--- START OF RECORDS FOR THE EXERCISE ---
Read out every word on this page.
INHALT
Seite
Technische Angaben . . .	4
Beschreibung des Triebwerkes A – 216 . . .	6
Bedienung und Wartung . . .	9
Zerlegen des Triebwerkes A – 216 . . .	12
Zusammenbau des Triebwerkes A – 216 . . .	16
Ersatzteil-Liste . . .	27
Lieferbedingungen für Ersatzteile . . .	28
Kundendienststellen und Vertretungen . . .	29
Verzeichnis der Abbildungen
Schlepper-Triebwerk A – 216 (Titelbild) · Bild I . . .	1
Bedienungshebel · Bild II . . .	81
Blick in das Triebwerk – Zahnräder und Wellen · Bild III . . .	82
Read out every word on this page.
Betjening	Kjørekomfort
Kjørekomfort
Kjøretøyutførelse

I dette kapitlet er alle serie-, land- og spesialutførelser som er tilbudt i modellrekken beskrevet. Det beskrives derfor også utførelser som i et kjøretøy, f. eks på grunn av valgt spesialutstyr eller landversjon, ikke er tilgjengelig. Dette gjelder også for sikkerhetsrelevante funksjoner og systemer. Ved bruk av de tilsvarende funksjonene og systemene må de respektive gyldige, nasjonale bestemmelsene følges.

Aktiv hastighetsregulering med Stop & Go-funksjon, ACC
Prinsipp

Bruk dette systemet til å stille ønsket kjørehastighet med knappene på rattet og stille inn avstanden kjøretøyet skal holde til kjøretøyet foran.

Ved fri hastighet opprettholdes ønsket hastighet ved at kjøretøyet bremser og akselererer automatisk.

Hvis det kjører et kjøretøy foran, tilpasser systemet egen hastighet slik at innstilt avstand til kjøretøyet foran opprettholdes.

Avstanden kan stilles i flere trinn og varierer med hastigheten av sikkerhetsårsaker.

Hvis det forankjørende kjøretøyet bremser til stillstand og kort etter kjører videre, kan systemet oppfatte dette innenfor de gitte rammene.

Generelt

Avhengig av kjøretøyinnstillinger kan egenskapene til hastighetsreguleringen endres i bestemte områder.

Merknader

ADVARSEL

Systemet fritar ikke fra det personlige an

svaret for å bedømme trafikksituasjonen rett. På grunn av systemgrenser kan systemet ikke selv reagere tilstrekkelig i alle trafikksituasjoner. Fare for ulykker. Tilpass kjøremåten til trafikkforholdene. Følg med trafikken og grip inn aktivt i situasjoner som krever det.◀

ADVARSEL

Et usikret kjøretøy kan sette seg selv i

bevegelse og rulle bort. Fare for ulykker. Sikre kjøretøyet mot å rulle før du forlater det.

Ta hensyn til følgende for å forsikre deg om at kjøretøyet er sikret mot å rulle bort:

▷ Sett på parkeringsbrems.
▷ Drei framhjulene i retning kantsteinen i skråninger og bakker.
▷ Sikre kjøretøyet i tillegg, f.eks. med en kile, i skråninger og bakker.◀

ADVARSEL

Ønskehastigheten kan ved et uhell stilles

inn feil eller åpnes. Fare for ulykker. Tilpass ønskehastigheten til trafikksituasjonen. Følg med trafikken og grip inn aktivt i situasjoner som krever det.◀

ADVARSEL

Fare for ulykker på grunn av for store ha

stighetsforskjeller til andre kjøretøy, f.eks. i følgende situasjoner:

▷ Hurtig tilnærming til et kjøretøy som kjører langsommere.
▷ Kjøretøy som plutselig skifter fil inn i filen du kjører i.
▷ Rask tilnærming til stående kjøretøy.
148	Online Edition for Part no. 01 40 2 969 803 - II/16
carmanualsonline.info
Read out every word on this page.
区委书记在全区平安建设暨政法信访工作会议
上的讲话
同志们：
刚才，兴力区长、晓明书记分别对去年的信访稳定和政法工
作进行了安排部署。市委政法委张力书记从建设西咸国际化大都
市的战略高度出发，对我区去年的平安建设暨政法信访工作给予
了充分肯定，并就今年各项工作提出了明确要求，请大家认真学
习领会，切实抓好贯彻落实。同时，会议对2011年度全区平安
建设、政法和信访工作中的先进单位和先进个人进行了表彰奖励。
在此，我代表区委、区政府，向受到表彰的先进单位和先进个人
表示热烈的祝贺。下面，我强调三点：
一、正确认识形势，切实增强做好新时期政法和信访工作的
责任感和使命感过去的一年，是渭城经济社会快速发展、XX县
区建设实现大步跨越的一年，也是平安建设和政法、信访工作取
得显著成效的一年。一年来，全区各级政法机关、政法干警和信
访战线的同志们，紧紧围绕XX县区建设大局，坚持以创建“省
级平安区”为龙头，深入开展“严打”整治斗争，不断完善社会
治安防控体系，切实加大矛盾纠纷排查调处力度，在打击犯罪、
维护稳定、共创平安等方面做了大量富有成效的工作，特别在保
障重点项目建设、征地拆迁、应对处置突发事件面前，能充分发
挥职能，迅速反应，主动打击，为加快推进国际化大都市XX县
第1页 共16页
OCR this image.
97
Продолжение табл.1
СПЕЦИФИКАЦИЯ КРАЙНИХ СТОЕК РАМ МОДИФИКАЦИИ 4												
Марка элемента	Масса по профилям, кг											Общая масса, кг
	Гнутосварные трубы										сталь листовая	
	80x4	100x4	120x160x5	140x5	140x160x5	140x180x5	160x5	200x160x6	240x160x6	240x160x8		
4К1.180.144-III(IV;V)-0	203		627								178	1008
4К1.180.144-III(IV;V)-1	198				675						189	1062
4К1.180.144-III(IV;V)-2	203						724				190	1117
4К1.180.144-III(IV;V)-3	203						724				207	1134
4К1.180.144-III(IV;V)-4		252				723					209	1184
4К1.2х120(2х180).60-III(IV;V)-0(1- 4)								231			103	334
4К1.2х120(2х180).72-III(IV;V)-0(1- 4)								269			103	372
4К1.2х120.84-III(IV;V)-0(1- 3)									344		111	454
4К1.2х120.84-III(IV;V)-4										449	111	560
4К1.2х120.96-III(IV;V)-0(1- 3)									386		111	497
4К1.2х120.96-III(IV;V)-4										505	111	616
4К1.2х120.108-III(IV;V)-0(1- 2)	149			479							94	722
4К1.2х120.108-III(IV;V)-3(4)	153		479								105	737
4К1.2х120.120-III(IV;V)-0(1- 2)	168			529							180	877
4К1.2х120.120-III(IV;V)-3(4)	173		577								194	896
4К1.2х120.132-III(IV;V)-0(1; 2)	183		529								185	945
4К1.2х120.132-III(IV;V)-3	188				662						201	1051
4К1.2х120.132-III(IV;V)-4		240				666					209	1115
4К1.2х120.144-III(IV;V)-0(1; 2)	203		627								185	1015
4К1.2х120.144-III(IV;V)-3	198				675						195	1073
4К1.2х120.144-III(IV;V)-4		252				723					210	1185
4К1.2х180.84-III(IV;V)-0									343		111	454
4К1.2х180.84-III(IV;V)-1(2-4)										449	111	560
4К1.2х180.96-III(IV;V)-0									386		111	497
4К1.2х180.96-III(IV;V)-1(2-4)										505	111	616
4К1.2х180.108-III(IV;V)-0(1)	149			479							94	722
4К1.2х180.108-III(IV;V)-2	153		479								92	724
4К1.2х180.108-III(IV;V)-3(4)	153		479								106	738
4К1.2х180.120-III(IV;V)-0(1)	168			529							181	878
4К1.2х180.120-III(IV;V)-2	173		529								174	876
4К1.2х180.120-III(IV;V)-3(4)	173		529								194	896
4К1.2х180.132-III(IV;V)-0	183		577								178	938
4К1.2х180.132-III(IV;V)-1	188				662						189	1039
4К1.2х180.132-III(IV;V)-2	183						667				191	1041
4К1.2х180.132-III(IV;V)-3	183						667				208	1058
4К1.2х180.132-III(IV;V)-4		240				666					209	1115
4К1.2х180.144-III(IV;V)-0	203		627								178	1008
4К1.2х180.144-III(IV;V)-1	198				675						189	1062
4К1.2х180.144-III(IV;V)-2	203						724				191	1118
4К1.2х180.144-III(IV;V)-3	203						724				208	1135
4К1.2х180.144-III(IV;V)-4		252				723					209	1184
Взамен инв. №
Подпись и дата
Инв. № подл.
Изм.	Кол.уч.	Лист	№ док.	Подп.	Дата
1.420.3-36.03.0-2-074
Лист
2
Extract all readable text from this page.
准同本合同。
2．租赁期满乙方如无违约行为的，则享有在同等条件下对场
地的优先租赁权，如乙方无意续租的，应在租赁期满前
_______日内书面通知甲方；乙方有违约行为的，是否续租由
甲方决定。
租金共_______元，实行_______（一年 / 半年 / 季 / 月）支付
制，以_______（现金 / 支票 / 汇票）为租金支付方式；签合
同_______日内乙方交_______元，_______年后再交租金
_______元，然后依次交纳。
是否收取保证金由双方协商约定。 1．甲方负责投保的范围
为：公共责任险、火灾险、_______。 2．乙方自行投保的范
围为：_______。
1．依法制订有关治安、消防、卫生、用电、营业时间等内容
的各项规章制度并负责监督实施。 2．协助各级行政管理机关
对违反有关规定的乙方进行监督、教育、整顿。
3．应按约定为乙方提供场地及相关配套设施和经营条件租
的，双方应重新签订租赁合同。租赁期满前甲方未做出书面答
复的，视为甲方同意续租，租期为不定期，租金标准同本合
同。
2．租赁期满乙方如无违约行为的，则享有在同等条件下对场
--- END OF RECORDS FOR THE EXERCISE ---
§ **STATED GOAL**:
Spot every line that holds "bakker" and copy it.

§ **EXPECTED ANSWER**:
▷ Drei framhjulene i retning kantsteinen i skråninger og bakker.
▷ Sikre kjøretøyet i tillegg, f.eks. med en kile, i skråninger og bakker.◀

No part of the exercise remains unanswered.